- **CONSIGNE A**
Restitue intégralement et sans rien y changer le passage sur la chaleur produite par le minage de cryptomonnaies.

Alors que l’hiver s’installe aux États-Unis et que le coût de l’électricité devient un enjeu budgétaire majeur, la plupart des Américains continuent de s’appuyer sur les sources de chaleur classiques : fioul domestique, gaz naturel ou chauffage électrique. Mais dans certains foyers, c’est la crypto qui produit la chaleur et, si les partisans du secteur ont raison, cette source pourrait se généraliser à l’avenir dans les habitations et bâtiments.
Pour comprendre, il faut savoir que la puissance de calcul nécessaire au minage crypto génère beaucoup de chaleur, la plupart simplement évacuée dans l’air. D’après K33, le secteur du minage de bitcoin produit environ 100 TWh de chaleur par an — soit de quoi chauffer l’ensemble de la Finlande. Ce gaspillage énergétique au sein d’une industrie très énergivore amène des entrepreneurs à imaginer des solutions pour réutiliser la chaleur dans les habitations, bureaux ou locaux, notamment durant les périodes froides.

- **DONNÉES FOURNIES**
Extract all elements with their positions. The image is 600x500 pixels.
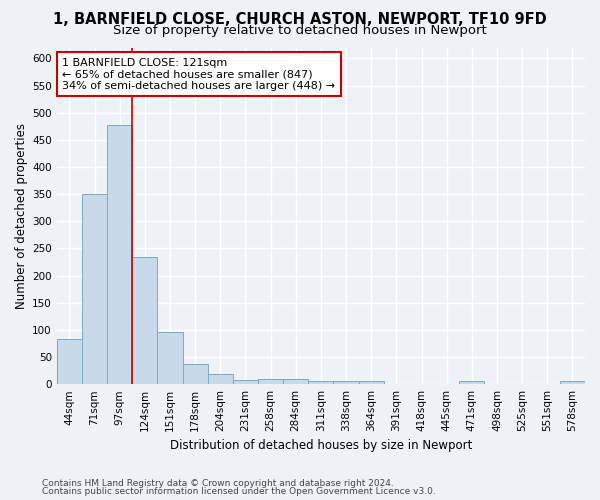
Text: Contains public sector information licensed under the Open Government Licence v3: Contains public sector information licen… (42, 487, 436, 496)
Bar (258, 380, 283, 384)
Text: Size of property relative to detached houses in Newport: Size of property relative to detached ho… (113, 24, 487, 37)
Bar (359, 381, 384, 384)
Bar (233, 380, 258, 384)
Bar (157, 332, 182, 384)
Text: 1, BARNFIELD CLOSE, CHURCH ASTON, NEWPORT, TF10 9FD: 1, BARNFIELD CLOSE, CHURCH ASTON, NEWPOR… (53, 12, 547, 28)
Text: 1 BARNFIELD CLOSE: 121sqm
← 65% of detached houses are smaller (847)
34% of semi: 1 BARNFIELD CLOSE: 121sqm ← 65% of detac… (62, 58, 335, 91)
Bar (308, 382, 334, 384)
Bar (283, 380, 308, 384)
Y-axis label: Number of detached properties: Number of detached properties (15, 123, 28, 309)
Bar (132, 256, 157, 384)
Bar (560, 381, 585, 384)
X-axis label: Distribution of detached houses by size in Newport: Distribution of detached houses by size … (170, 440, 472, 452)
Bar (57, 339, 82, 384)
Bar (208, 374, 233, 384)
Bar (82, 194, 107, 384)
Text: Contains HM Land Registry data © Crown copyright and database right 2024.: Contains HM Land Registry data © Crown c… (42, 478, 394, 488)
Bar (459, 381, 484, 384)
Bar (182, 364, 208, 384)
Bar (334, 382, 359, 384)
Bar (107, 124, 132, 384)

==

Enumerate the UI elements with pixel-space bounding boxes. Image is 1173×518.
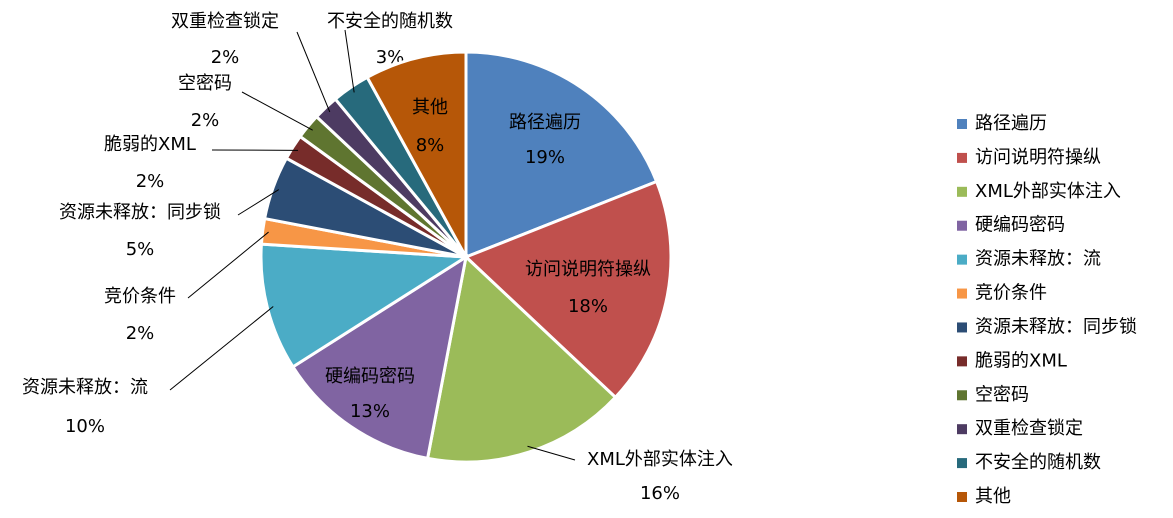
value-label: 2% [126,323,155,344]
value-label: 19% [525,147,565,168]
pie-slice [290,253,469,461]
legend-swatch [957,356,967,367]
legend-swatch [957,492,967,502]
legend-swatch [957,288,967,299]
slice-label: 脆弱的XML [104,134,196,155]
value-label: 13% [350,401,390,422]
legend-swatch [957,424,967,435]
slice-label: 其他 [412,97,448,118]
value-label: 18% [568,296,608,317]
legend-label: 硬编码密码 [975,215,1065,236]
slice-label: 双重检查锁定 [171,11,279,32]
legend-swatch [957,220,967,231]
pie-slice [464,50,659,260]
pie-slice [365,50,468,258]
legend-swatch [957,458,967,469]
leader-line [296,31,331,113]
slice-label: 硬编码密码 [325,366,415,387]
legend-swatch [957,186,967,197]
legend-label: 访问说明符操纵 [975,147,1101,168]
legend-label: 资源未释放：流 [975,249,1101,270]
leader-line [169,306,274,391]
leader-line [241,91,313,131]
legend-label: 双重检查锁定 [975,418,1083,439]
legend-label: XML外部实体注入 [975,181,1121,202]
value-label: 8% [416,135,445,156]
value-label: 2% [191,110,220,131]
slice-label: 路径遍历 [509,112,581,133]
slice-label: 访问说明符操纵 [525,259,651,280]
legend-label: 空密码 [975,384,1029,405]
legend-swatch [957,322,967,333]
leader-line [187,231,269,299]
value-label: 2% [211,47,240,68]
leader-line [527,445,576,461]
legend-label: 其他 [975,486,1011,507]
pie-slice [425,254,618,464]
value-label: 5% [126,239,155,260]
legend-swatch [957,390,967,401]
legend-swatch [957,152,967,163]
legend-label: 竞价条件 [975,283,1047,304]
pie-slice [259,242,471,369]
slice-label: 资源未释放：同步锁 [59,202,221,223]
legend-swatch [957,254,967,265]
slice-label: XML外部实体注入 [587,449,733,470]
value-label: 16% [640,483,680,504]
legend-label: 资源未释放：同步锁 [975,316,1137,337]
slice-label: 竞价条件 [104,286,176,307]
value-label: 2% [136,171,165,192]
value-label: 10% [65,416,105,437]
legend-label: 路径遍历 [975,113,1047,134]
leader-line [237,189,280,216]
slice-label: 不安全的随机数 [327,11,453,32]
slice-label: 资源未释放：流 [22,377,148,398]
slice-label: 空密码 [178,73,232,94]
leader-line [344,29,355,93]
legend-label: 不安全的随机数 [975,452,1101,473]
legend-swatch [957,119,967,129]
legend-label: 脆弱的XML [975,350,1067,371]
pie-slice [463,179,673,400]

- **CONSIGNE B**
Dans les entrées, renvoie à l'identique tout ce qui va de la ligne contenant "value-label: 2% [126,323,155,344]" jusqu'à celle contenant "slice-label: 双重检查锁定 [171,11,279,32]", ces deux lignes comprises, et rien de plus.

- **RÉPONSE RÉDIGÉE A**
Alors que l’hiver s’installe aux États-Unis et que le coût de l’électricité devient un enjeu budgétaire majeur, la plupart des Américains continuent de s’appuyer sur les sources de chaleur classiques : fioul domestique, gaz naturel ou chauffage électrique. Mais dans certains foyers, c’est la crypto qui produit la chaleur et, si les partisans du secteur ont raison, cette source pourrait se généraliser à l’avenir dans les habitations et bâtiments.
Pour comprendre, il faut savoir que la puissance de calcul nécessaire au minage crypto génère beaucoup de chaleur, la plupart simplement évacuée dans l’air. D’après K33, le secteur du minage de bitcoin produit environ 100 TWh de chaleur par an — soit de quoi chauffer l’ensemble de la Finlande. Ce gaspillage énergétique au sein d’une industrie très énergivore amène des entrepreneurs à imaginer des solutions pour réutiliser la chaleur dans les habitations, bureaux ou locaux, notamment durant les périodes froides.

- **RÉPONSE RÉDIGÉE B**
value-label: 2% [126,323,155,344]
value-label: 19% [525,147,565,168]
pie-slice [290,253,469,461]
legend-swatch [957,356,967,367]
legend-swatch [957,492,967,502]
legend-swatch [957,288,967,299]
slice-label: 脆弱的XML [104,134,196,155]
value-label: 13% [350,401,390,422]
legend-swatch [957,424,967,435]
slice-label: 其他 [412,97,448,118]
value-label: 18% [568,296,608,317]
legend-label: 硬编码密码 [975,215,1065,236]
slice-label: 双重检查锁定 [171,11,279,32]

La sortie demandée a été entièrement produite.